◆ **Data excerpts**
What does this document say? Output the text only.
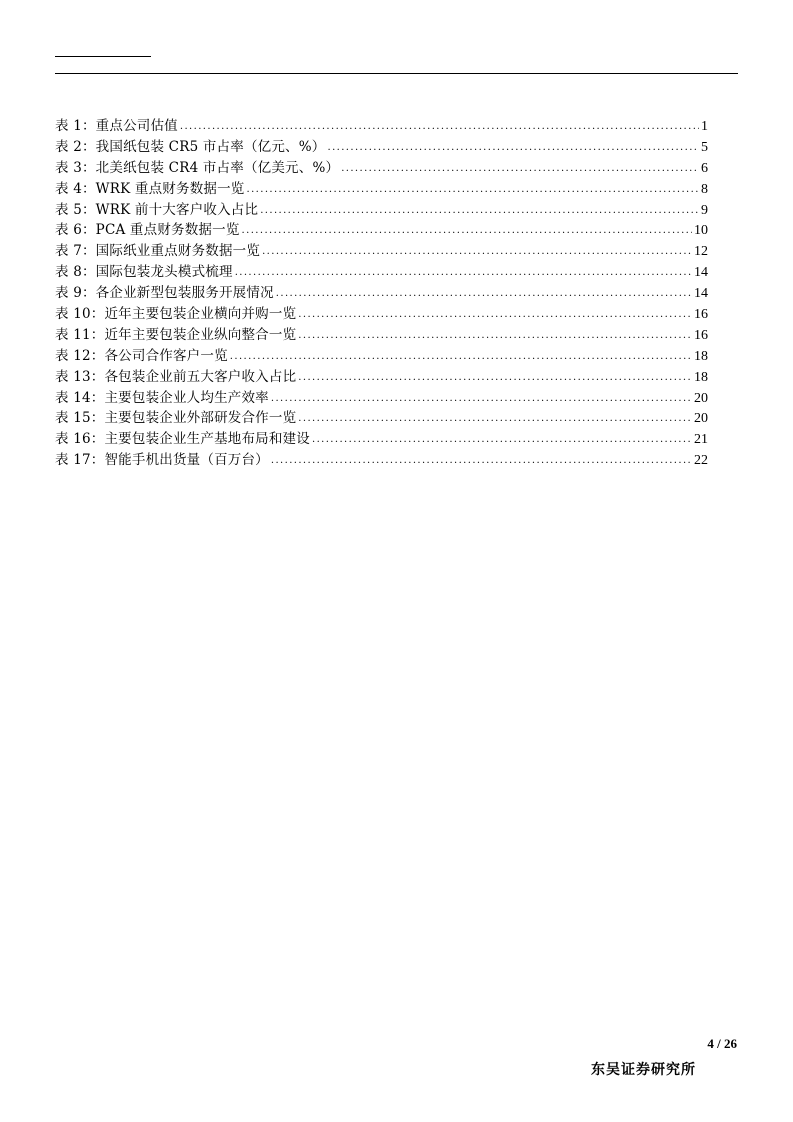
表 1：重点公司估值 .....	1
表 2：我国纸包装 CR5 市占率（亿元、%） .....	5
表 3：北美纸包装 CR4 市占率（亿美元、%） .....	6
表 4：WRK 重点财务数据一览 .....	8
表 5：WRK 前十大客户收入占比 .....	9
表 6：PCA 重点财务数据一览 .....	10
表 7：国际纸业重点财务数据一览 .....	12
表 8：国际包装龙头模式梳理 .....	14
表 9：各企业新型包装服务开展情况 .....	14
表 10：近年主要包装企业横向并购一览 .....	16
表 11：近年主要包装企业纵向整合一览 .....	16
表 12：各公司合作客户一览 .....	18
表 13：各包装企业前五大客户收入占比 .....	18
表 14：主要包装企业人均生产效率 .....	20
表 15：主要包装企业外部研发合作一览 .....	20
表 16：主要包装企业生产基地布局和建设 .....	21
表 17：智能手机出货量（百万台） .....	22
4 / 26
东吴证券研究所
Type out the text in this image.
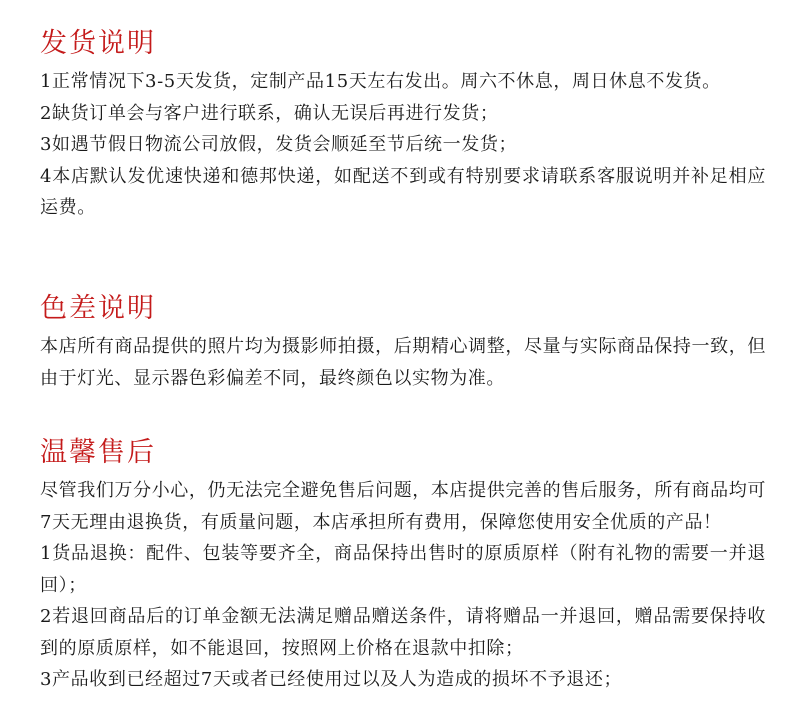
发货说明

1正常情况下3-5天发货，定制产品15天左右发出。周六不休息，周日休息不发货。

2缺货订单会与客户进行联系，确认无误后再进行发货；

3如遇节假日物流公司放假，发货会顺延至节后统一发货；

4本店默认发优速快递和德邦快递，如配送不到或有特别要求请联系客服说明并补足相应运费。

色差说明

本店所有商品提供的照片均为摄影师拍摄，后期精心调整，尽量与实际商品保持一致，但由于灯光、显示器色彩偏差不同，最终颜色以实物为准。

温馨售后

尽管我们万分小心，仍无法完全避免售后问题，本店提供完善的售后服务，所有商品均可7天无理由退换货，有质量问题，本店承担所有费用，保障您使用安全优质的产品！

1货品退换：配件、包装等要齐全，商品保持出售时的原质原样（附有礼物的需要一并退回）；

2若退回商品后的订单金额无法满足赠品赠送条件，请将赠品一并退回，赠品需要保持收到的原质原样，如不能退回，按照网上价格在退款中扣除；

3产品收到已经超过7天或者已经使用过以及人为造成的损坏不予退还；
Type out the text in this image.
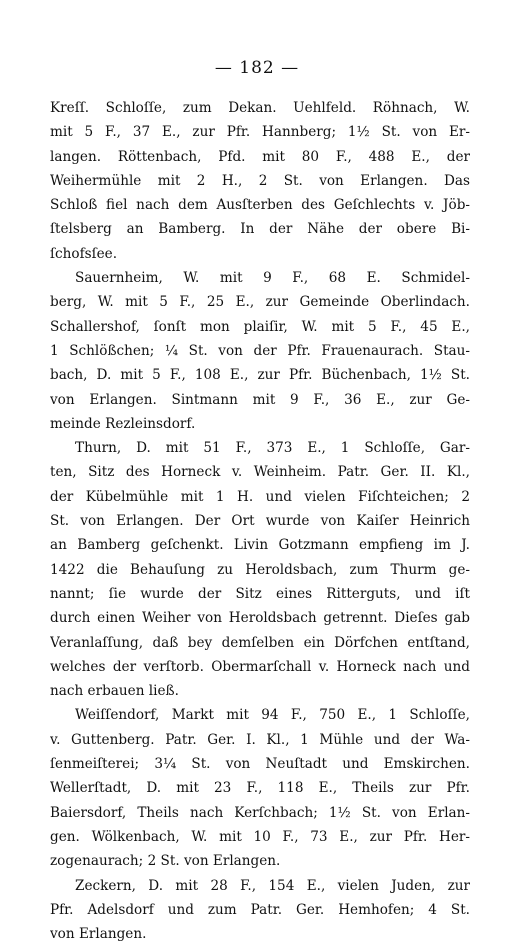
— 182 —
Kreſſ. Schloſſe, zum Dekan. Uehlfeld. Röhnach, W.
mit 5 F., 37 E., zur Pfr. Hannberg; 1½ St. von Er-
langen. Röttenbach, Pfd. mit 80 F., 488 E., der
Weihermühle mit 2 H., 2 St. von Erlangen. Das
Schloß fiel nach dem Ausſterben des Geſchlechts v. Jöb-
ſtelsberg an Bamberg. In der Nähe der obere Bi-
ſchofsſee.
Sauernheim, W. mit 9 F., 68 E. Schmidel-
berg, W. mit 5 F., 25 E., zur Gemeinde Oberlindach.
Schallershof, ſonſt mon plaiſir, W. mit 5 F., 45 E.,
1 Schlößchen; ¼ St. von der Pfr. Frauenaurach. Stau-
bach, D. mit 5 F., 108 E., zur Pfr. Büchenbach, 1½ St.
von Erlangen. Sintmann mit 9 F., 36 E., zur Ge-
meinde Rezleinsdorf.
Thurn, D. mit 51 F., 373 E., 1 Schloſſe, Gar-
ten, Sitz des Horneck v. Weinheim. Patr. Ger. II. Kl.,
der Kübelmühle mit 1 H. und vielen Fiſchteichen; 2
St. von Erlangen. Der Ort wurde von Kaiſer Heinrich
an Bamberg geſchenkt. Livin Gotzmann empfieng im J.
1422 die Behauſung zu Heroldsbach, zum Thurm ge-
nannt; ſie wurde der Sitz eines Ritterguts, und iſt
durch einen Weiher von Heroldsbach getrennt. Dieſes gab
Veranlaſſung, daß bey demſelben ein Dörfchen entſtand,
welches der verſtorb. Obermarſchall v. Horneck nach und
nach erbauen ließ.
Weiſſendorf, Markt mit 94 F., 750 E., 1 Schloſſe,
v. Guttenberg. Patr. Ger. I. Kl., 1 Mühle und der Wa-
ſenmeiſterei; 3¼ St. von Neuſtadt und Emskirchen.
Wellerſtadt, D. mit 23 F., 118 E., Theils zur Pfr.
Baiersdorf, Theils nach Kerſchbach; 1½ St. von Erlan-
gen. Wölkenbach, W. mit 10 F., 73 E., zur Pfr. Her-
zogenaurach; 2 St. von Erlangen.
Zeckern, D. mit 28 F., 154 E., vielen Juden, zur
Pfr. Adelsdorf und zum Patr. Ger. Hemhofen; 4 St.
von Erlangen.
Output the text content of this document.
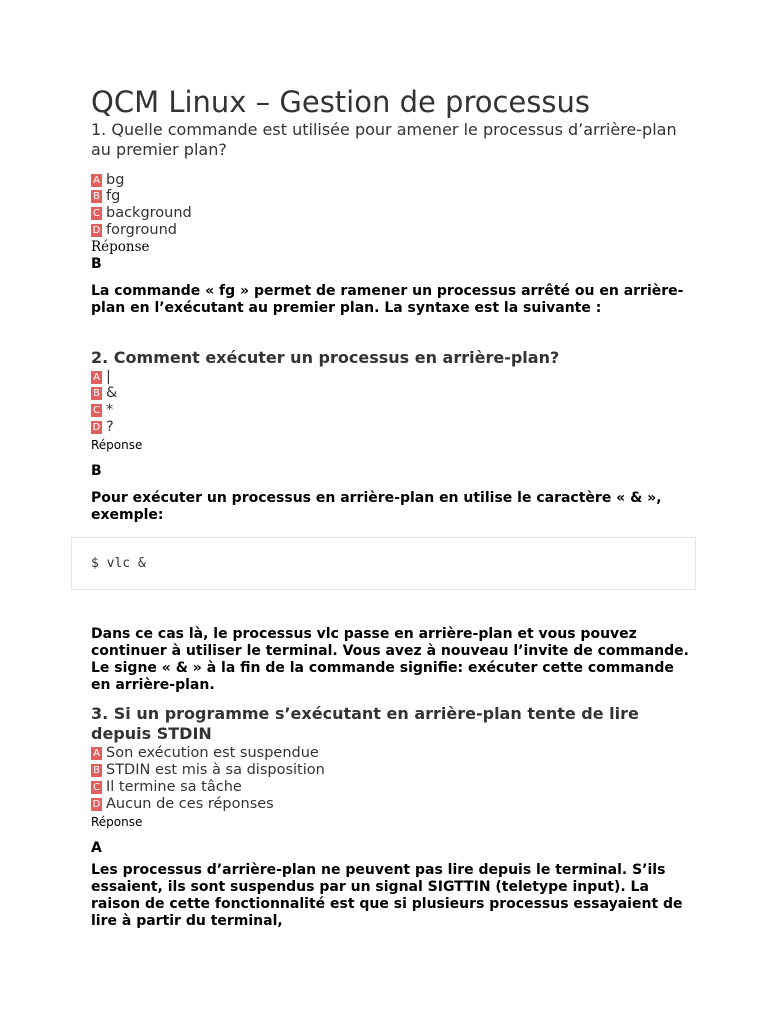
QCM Linux – Gestion de processus
1. Quelle commande est utilisée pour amener le processus d’arrière-plan au premier plan?
A bg
B fg
C background
D forground
Réponse
B
La commande « fg » permet de ramener un processus arrêté ou en arrière-plan en l’exécutant au premier plan. La syntaxe est la suivante :
2. Comment exécuter un processus en arrière-plan?
A |
B &
C *
D ?
Réponse
B
Pour exécuter un processus en arrière-plan en utilise le caractère « & », exemple:
$ vlc &
Dans ce cas là, le processus vlc passe en arrière-plan et vous pouvez continuer à utiliser le terminal. Vous avez à nouveau l’invite de commande. Le signe « & » à la fin de la commande signifie: exécuter cette commande en arrière-plan.
3. Si un programme s’exécutant en arrière-plan tente de lire depuis STDIN
A Son exécution est suspendue
B STDIN est mis à sa disposition
C Il termine sa tâche
D Aucun de ces réponses
Réponse
A
Les processus d’arrière-plan ne peuvent pas lire depuis le terminal. S’ils essaient, ils sont suspendus par un signal SIGTTIN (teletype input). La raison de cette fonctionnalité est que si plusieurs processus essayaient de lire à partir du terminal,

◆ **TASK DETAILS**
Give the number of lines containing the word "Erlangen". No other answer is needed.

◆ **WRITTEN REPLY**
5